THE TASK:
Copy every record below, exactly as written.

PROVIDED MATERIAL:
---*---

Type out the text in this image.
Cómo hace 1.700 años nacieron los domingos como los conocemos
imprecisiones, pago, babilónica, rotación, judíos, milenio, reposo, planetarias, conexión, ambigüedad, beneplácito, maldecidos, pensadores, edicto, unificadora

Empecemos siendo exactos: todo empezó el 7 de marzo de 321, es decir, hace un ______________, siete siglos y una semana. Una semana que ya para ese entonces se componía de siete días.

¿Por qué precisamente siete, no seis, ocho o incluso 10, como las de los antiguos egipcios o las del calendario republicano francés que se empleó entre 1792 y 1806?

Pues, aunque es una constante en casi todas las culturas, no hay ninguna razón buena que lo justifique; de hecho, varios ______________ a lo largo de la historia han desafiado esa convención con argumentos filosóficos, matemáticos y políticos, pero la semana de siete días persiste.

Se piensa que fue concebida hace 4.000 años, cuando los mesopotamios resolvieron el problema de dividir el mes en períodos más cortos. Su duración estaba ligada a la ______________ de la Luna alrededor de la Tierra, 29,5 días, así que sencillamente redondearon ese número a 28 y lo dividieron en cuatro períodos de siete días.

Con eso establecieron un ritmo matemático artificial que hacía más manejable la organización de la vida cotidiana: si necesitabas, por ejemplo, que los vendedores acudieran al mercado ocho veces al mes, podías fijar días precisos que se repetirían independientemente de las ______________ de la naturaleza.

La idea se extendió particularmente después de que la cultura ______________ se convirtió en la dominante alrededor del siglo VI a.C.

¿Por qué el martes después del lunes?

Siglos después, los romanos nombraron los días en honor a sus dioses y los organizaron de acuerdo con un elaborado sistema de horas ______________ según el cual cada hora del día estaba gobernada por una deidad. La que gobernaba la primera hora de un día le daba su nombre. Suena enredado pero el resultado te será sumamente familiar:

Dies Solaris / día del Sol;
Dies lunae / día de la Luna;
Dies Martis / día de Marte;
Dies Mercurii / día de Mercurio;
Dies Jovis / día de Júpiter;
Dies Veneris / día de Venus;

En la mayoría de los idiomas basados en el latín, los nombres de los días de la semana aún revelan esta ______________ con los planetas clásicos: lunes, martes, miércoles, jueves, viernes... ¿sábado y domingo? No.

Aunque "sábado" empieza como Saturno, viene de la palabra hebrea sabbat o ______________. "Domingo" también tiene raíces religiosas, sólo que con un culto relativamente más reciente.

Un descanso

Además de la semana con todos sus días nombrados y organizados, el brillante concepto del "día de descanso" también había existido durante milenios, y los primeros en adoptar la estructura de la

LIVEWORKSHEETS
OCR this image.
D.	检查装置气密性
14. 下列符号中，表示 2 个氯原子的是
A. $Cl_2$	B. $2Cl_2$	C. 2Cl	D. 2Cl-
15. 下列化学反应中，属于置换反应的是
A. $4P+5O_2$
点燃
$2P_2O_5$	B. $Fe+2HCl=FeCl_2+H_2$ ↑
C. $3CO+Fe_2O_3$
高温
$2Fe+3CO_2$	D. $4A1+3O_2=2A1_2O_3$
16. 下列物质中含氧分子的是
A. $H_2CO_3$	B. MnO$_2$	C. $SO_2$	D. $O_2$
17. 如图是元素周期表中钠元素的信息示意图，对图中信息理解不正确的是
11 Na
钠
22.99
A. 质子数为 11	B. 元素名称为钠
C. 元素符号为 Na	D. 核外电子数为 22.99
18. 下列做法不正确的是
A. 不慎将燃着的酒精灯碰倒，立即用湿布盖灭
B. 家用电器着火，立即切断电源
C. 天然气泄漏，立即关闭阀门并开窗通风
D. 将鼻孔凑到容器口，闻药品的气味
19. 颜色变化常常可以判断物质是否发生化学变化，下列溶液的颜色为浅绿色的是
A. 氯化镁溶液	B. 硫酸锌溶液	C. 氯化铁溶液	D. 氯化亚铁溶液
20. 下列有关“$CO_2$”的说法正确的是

---*---

RESPONSE:
Type out the text in this image.
Cómo hace 1.700 años nacieron los domingos como los conocemos
imprecisiones, pago, babilónica, rotación, judíos, milenio, reposo, planetarias, conexión, ambigüedad, beneplácito, maldecidos, pensadores, edicto, unificadora

Empecemos siendo exactos: todo empezó el 7 de marzo de 321, es decir, hace un ______________, siete siglos y una semana. Una semana que ya para ese entonces se componía de siete días.

¿Por qué precisamente siete, no seis, ocho o incluso 10, como las de los antiguos egipcios o las del calendario republicano francés que se empleó entre 1792 y 1806?

Pues, aunque es una constante en casi todas las culturas, no hay ninguna razón buena que lo justifique; de hecho, varios ______________ a lo largo de la historia han desafiado esa convención con argumentos filosóficos, matemáticos y políticos, pero la semana de siete días persiste.

Se piensa que fue concebida hace 4.000 años, cuando los mesopotamios resolvieron el problema de dividir el mes en períodos más cortos. Su duración estaba ligada a la ______________ de la Luna alrededor de la Tierra, 29,5 días, así que sencillamente redondearon ese número a 28 y lo dividieron en cuatro períodos de siete días.

Con eso establecieron un ritmo matemático artificial que hacía más manejable la organización de la vida cotidiana: si necesitabas, por ejemplo, que los vendedores acudieran al mercado ocho veces al mes, podías fijar días precisos que se repetirían independientemente de las ______________ de la naturaleza.

La idea se extendió particularmente después de que la cultura ______________ se convirtió en la dominante alrededor del siglo VI a.C.

¿Por qué el martes después del lunes?

Siglos después, los romanos nombraron los días en honor a sus dioses y los organizaron de acuerdo con un elaborado sistema de horas ______________ según el cual cada hora del día estaba gobernada por una deidad. La que gobernaba la primera hora de un día le daba su nombre. Suena enredado pero el resultado te será sumamente familiar:

Dies Solaris / día del Sol;
Dies lunae / día de la Luna;
Dies Martis / día de Marte;
Dies Mercurii / día de Mercurio;
Dies Jovis / día de Júpiter;
Dies Veneris / día de Venus;

En la mayoría de los idiomas basados en el latín, los nombres de los días de la semana aún revelan esta ______________ con los planetas clásicos: lunes, martes, miércoles, jueves, viernes... ¿sábado y domingo? No.

Aunque "sábado" empieza como Saturno, viene de la palabra hebrea sabbat o ______________. "Domingo" también tiene raíces religiosas, sólo que con un culto relativamente más reciente.

Un descanso

Además de la semana con todos sus días nombrados y organizados, el brillante concepto del "día de descanso" también había existido durante milenios, y los primeros en adoptar la estructura de la

LIVEWORKSHEETS
OCR this image.
D.	检查装置气密性
14. 下列符号中，表示 2 个氯原子的是
A. $Cl_2$	B. $2Cl_2$	C. 2Cl	D. 2Cl-
15. 下列化学反应中，属于置换反应的是
A. $4P+5O_2$
点燃
$2P_2O_5$	B. $Fe+2HCl=FeCl_2+H_2$ ↑
C. $3CO+Fe_2O_3$
高温
$2Fe+3CO_2$	D. $4A1+3O_2=2A1_2O_3$
16. 下列物质中含氧分子的是
A. $H_2CO_3$	B. MnO$_2$	C. $SO_2$	D. $O_2$
17. 如图是元素周期表中钠元素的信息示意图，对图中信息理解不正确的是
11 Na
钠
22.99
A. 质子数为 11	B. 元素名称为钠
C. 元素符号为 Na	D. 核外电子数为 22.99
18. 下列做法不正确的是
A. 不慎将燃着的酒精灯碰倒，立即用湿布盖灭
B. 家用电器着火，立即切断电源
C. 天然气泄漏，立即关闭阀门并开窗通风
D. 将鼻孔凑到容器口，闻药品的气味
19. 颜色变化常常可以判断物质是否发生化学变化，下列溶液的颜色为浅绿色的是
A. 氯化镁溶液	B. 硫酸锌溶液	C. 氯化铁溶液	D. 氯化亚铁溶液
20. 下列有关“$CO_2$”的说法正确的是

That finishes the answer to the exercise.